Data records:

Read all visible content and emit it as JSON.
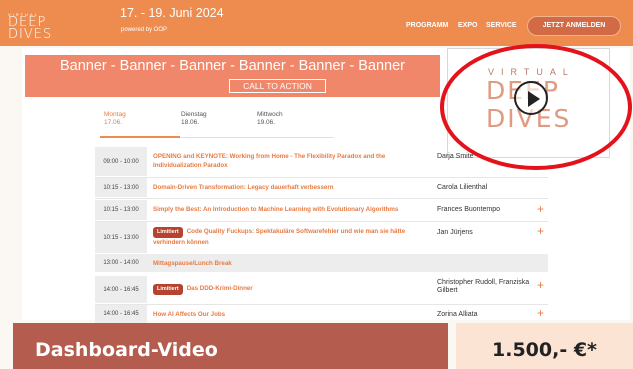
{
  "header": {
    "logo_small": "VIRTUAL",
    "logo_line1": "DEEP",
    "logo_line2": "DIVES",
    "dates": "17. - 19. Juni 2024",
    "powered": "powered by OOP",
    "nav": [
      "PROGRAMM",
      "EXPO",
      "SERVICE"
    ],
    "cta": "JETZT ANMELDEN"
  },
  "banner": {
    "text": "Banner - Banner - Banner - Banner - Banner - Banner",
    "button": "CALL TO ACTION"
  },
  "video_thumb": {
    "line1": "VIRTUAL",
    "line2": "DEEP",
    "line3": "DIVES",
    "icon": "play-icon",
    "highlight_color": "#e3121b"
  },
  "tabs": [
    {
      "day": "Montag",
      "date": "17.06.",
      "active": true
    },
    {
      "day": "Dienstag",
      "date": "18.06.",
      "active": false
    },
    {
      "day": "Mittwoch",
      "date": "19.06.",
      "active": false
    }
  ],
  "schedule": [
    {
      "time": "09:00 - 10:00",
      "title": "OPENING and KEYNOTE: Working from Home - The Flexibility Paradox and the Individualization Paradox",
      "speaker": "Darja Smite",
      "badge": ""
    },
    {
      "time": "10:15 - 13:00",
      "title": "Domain-Driven Transformation: Legacy dauerhaft verbessern",
      "speaker": "Carola Lilienthal",
      "badge": ""
    },
    {
      "time": "10:15 - 13:00",
      "title": "Simply the Best: An Introduction to Machine Learning with Evolutionary Algorithms",
      "speaker": "Frances Buontempo",
      "badge": ""
    },
    {
      "time": "10:15 - 13:00",
      "title": "Code Quality Fuckups: Spektakuläre Softwarefehler und wie man sie hätte verhindern können",
      "speaker": "Jan Jürjens",
      "badge": "Limitiert"
    },
    {
      "time": "13:00 - 14:00",
      "title": "Mittagspause/Lunch Break",
      "speaker": "",
      "badge": ""
    },
    {
      "time": "14:00 - 16:45",
      "title": "Das DDD-Krimi-Dinner",
      "speaker": "Christopher Rudoll, Franziska Gilbert",
      "badge": "Limitiert"
    },
    {
      "time": "14:00 - 16:45",
      "title": "How AI Affects Our Jobs",
      "speaker": "Zorina Alliata",
      "badge": ""
    }
  ],
  "bottom": {
    "label": "Dashboard-Video",
    "price": "1.500,- €*"
  },
  "colors": {
    "accent": "#ee8c4f",
    "banner": "#f0876a",
    "bottom_left": "#b45c4d",
    "bottom_right": "#fbe4d4"
  }
}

Prompt: Output the data exactly. Pictures don't belong in the result.

Written solution:
Read all visible content and emit it as JSON.
{
  "header": {
    "logo_small": "VIRTUAL",
    "logo_line1": "DEEP",
    "logo_line2": "DIVES",
    "dates": "17. - 19. Juni 2024",
    "powered": "powered by OOP",
    "nav": [
      "PROGRAMM",
      "EXPO",
      "SERVICE"
    ],
    "cta": "JETZT ANMELDEN"
  },
  "banner": {
    "text": "Banner - Banner - Banner - Banner - Banner - Banner",
    "button": "CALL TO ACTION"
  },
  "video_thumb": {
    "line1": "VIRTUAL",
    "line2": "DEEP",
    "line3": "DIVES",
    "icon": "play-icon",
    "highlight_color": "#e3121b"
  },
  "tabs": [
    {
      "day": "Montag",
      "date": "17.06.",
      "active": true
    },
    {
      "day": "Dienstag",
      "date": "18.06.",
      "active": false
    },
    {
      "day": "Mittwoch",
      "date": "19.06.",
      "active": false
    }
  ],
  "schedule": [
    {
      "time": "09:00 - 10:00",
      "title": "OPENING and KEYNOTE: Working from Home - The Flexibility Paradox and the Individualization Paradox",
      "speaker": "Darja Smite",
      "badge": ""
    },
    {
      "time": "10:15 - 13:00",
      "title": "Domain-Driven Transformation: Legacy dauerhaft verbessern",
      "speaker": "Carola Lilienthal",
      "badge": ""
    },
    {
      "time": "10:15 - 13:00",
      "title": "Simply the Best: An Introduction to Machine Learning with Evolutionary Algorithms",
      "speaker": "Frances Buontempo",
      "badge": ""
    },
    {
      "time": "10:15 - 13:00",
      "title": "Code Quality Fuckups: Spektakuläre Softwarefehler und wie man sie hätte verhindern können",
      "speaker": "Jan Jürjens",
      "badge": "Limitiert"
    },
    {
      "time": "13:00 - 14:00",
      "title": "Mittagspause/Lunch Break",
      "speaker": "",
      "badge": ""
    },
    {
      "time": "14:00 - 16:45",
      "title": "Das DDD-Krimi-Dinner",
      "speaker": "Christopher Rudoll, Franziska Gilbert",
      "badge": "Limitiert"
    },
    {
      "time": "14:00 - 16:45",
      "title": "How AI Affects Our Jobs",
      "speaker": "Zorina Alliata",
      "badge": ""
    }
  ],
  "bottom": {
    "label": "Dashboard-Video",
    "price": "1.500,- €*"
  },
  "colors": {
    "accent": "#ee8c4f",
    "banner": "#f0876a",
    "bottom_left": "#b45c4d",
    "bottom_right": "#fbe4d4"
  }
}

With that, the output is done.